▸ **Exercise objective**
Retype each record below word for word. Leave the pictures out.

▸ **Records to use**

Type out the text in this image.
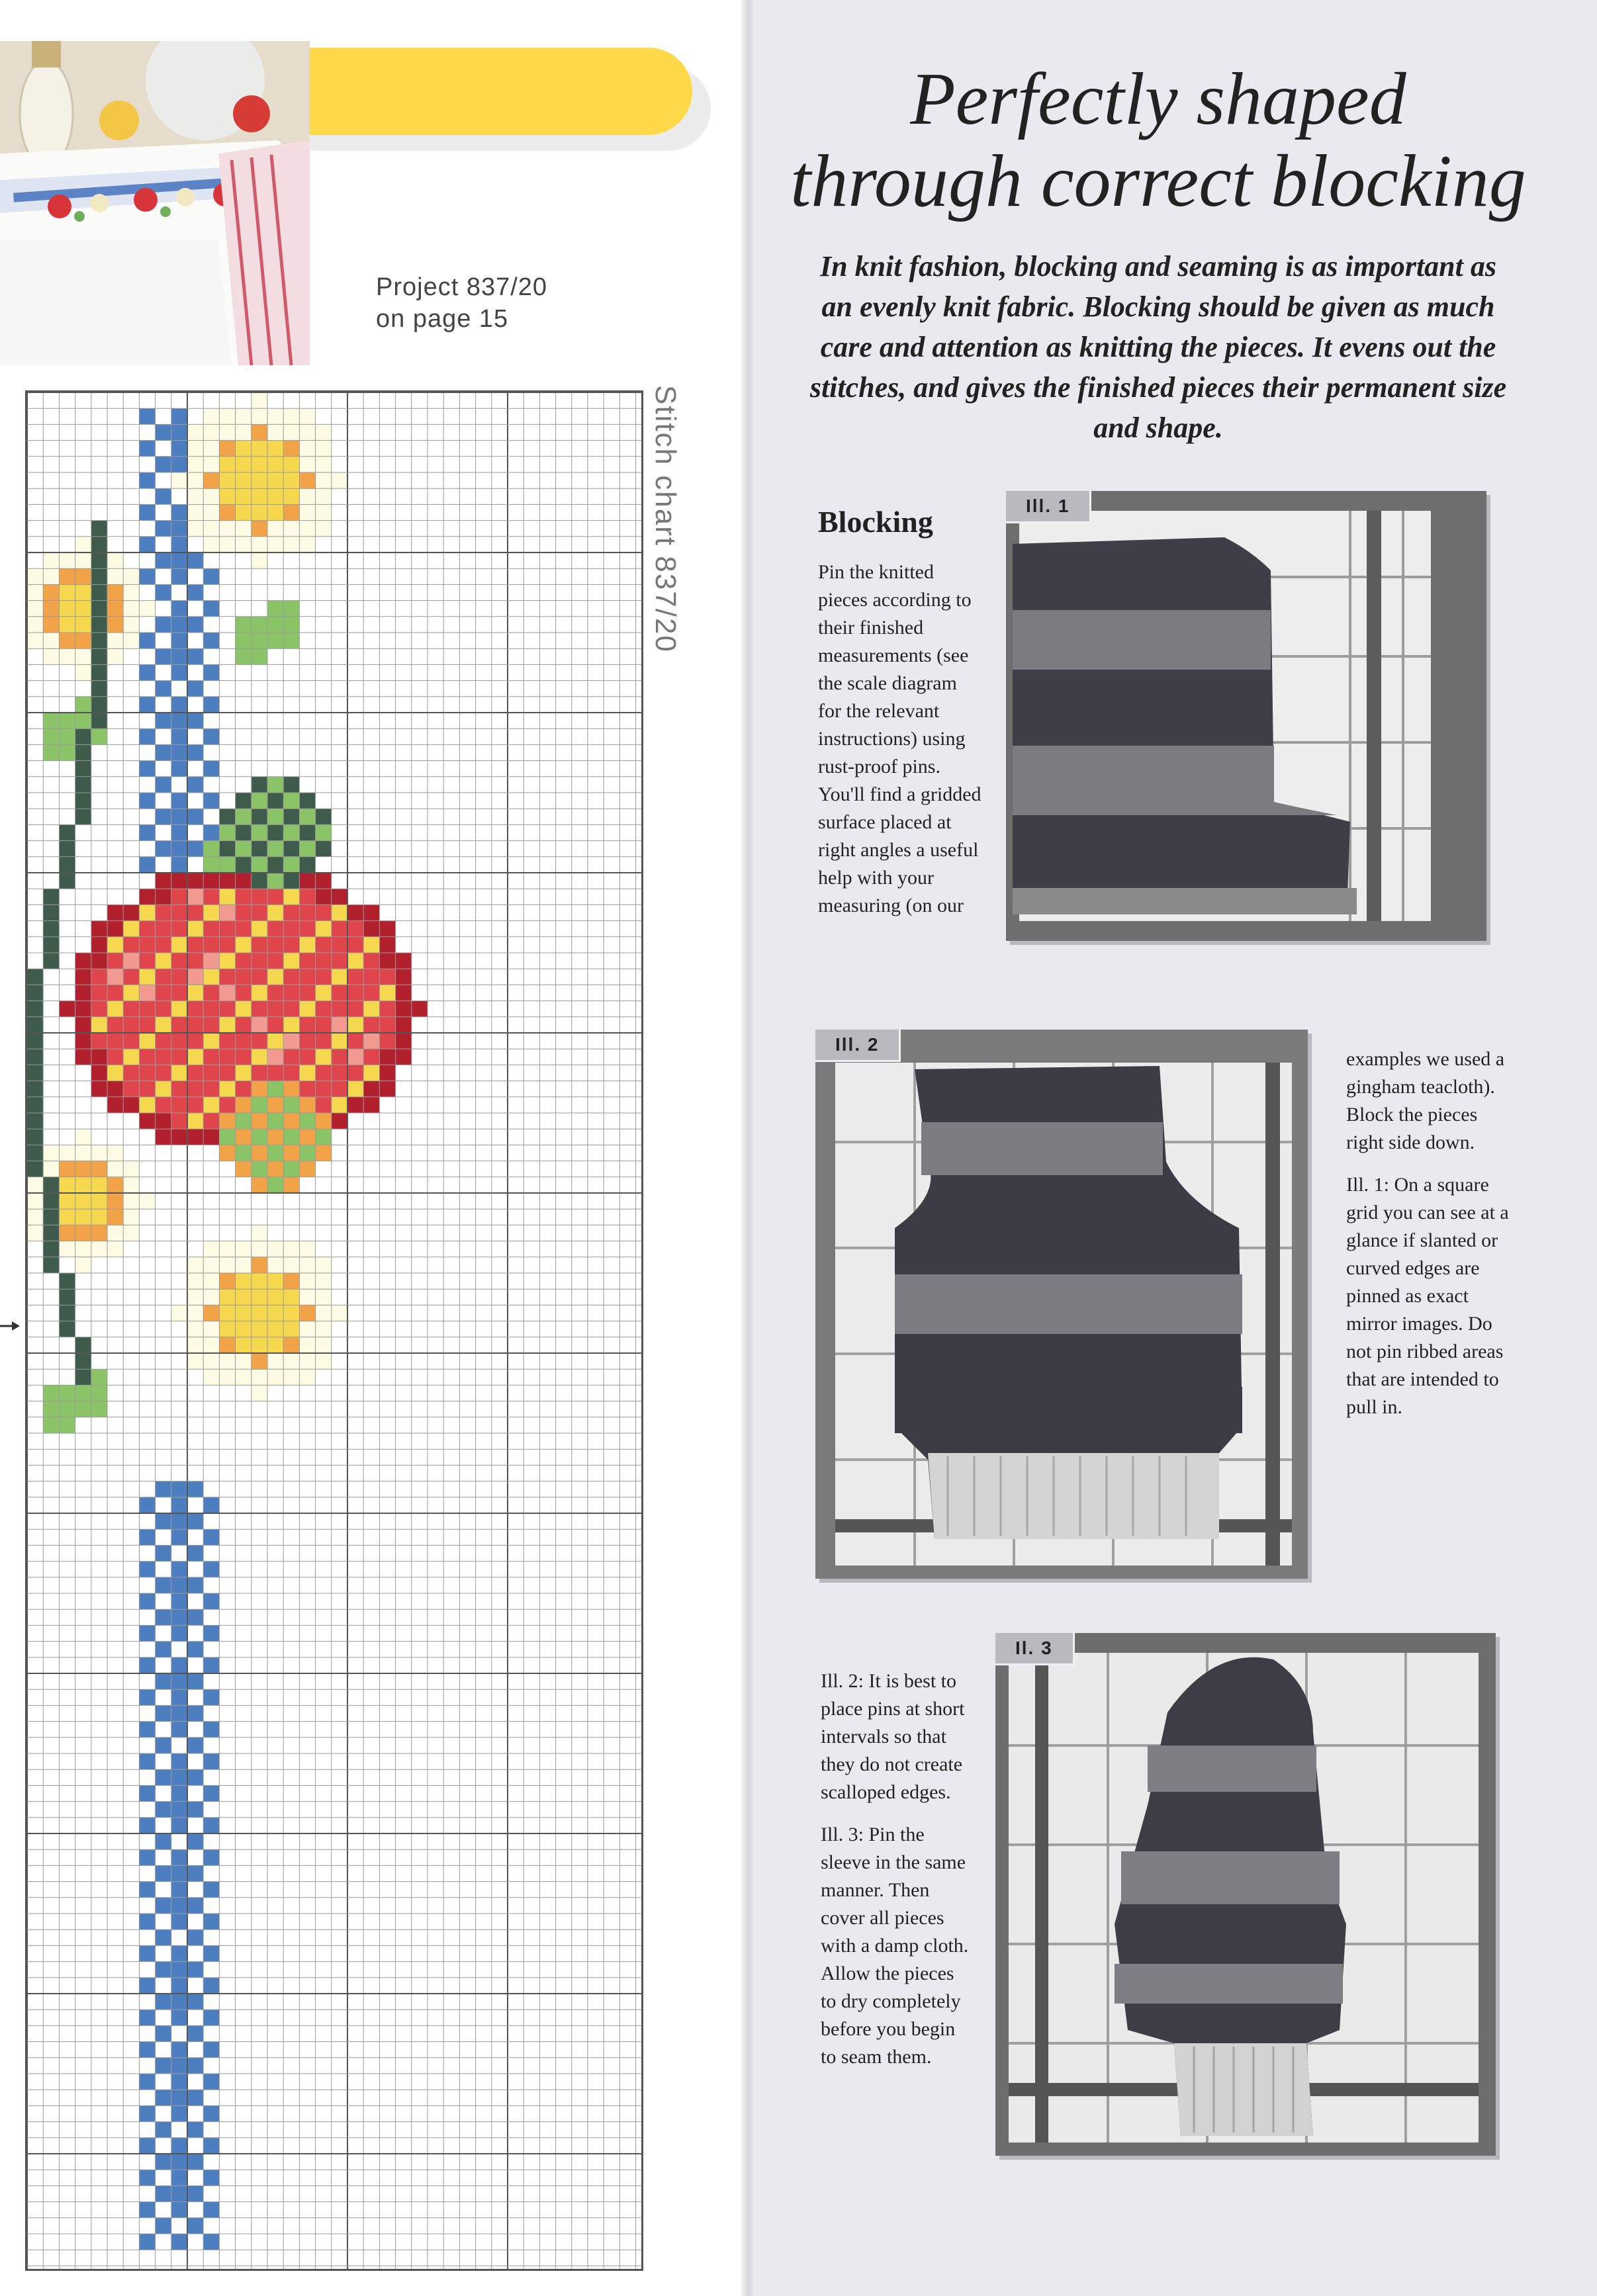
Project 837/20
on page 15
Stitch chart 837/20
Perfectly shaped
through correct blocking
In knit fashion, blocking and seaming is as important as an evenly knit fabric. Blocking should be given as much care and attention as knitting the pieces. It evens out the stitches, and gives the finished pieces their permanent size and shape.
Blocking
Pin the knitted pieces according to their finished measurements (see the scale diagram for the relevant instructions) using rust-proof pins. You'll find a gridded surface placed at right angles a useful help with your measuring (on our
examples we used a gingham teacloth). Block the pieces right side down.
Ill. 1: On a square grid you can see at a glance if slanted or curved edges are pinned as exact mirror images. Do not pin ribbed areas that are intended to pull in.
Ill. 2: It is best to place pins at short intervals so that they do not create scalloped edges.
Ill. 3: Pin the sleeve in the same manner. Then cover all pieces with a damp cloth. Allow the pieces to dry completely before you begin to seam them.
Ill. 1
Ill. 2
Il. 3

▸ **Exercise answer**
Type out the text in this image.
Project 837/20
on page 15
Stitch chart 837/20
Perfectly shaped
through correct blocking
In knit fashion, blocking and seaming is as important as an evenly knit fabric. Blocking should be given as much care and attention as knitting the pieces. It evens out the stitches, and gives the finished pieces their permanent size and shape.
Blocking
Pin the knitted pieces according to their finished measurements (see the scale diagram for the relevant instructions) using rust-proof pins. You'll find a gridded surface placed at right angles a useful help with your measuring (on our
examples we used a gingham teacloth). Block the pieces right side down.
Ill. 1: On a square grid you can see at a glance if slanted or curved edges are pinned as exact mirror images. Do not pin ribbed areas that are intended to pull in.
Ill. 2: It is best to place pins at short intervals so that they do not create scalloped edges.
Ill. 3: Pin the sleeve in the same manner. Then cover all pieces with a damp cloth. Allow the pieces to dry completely before you begin to seam them.
Ill. 1
Ill. 2
Il. 3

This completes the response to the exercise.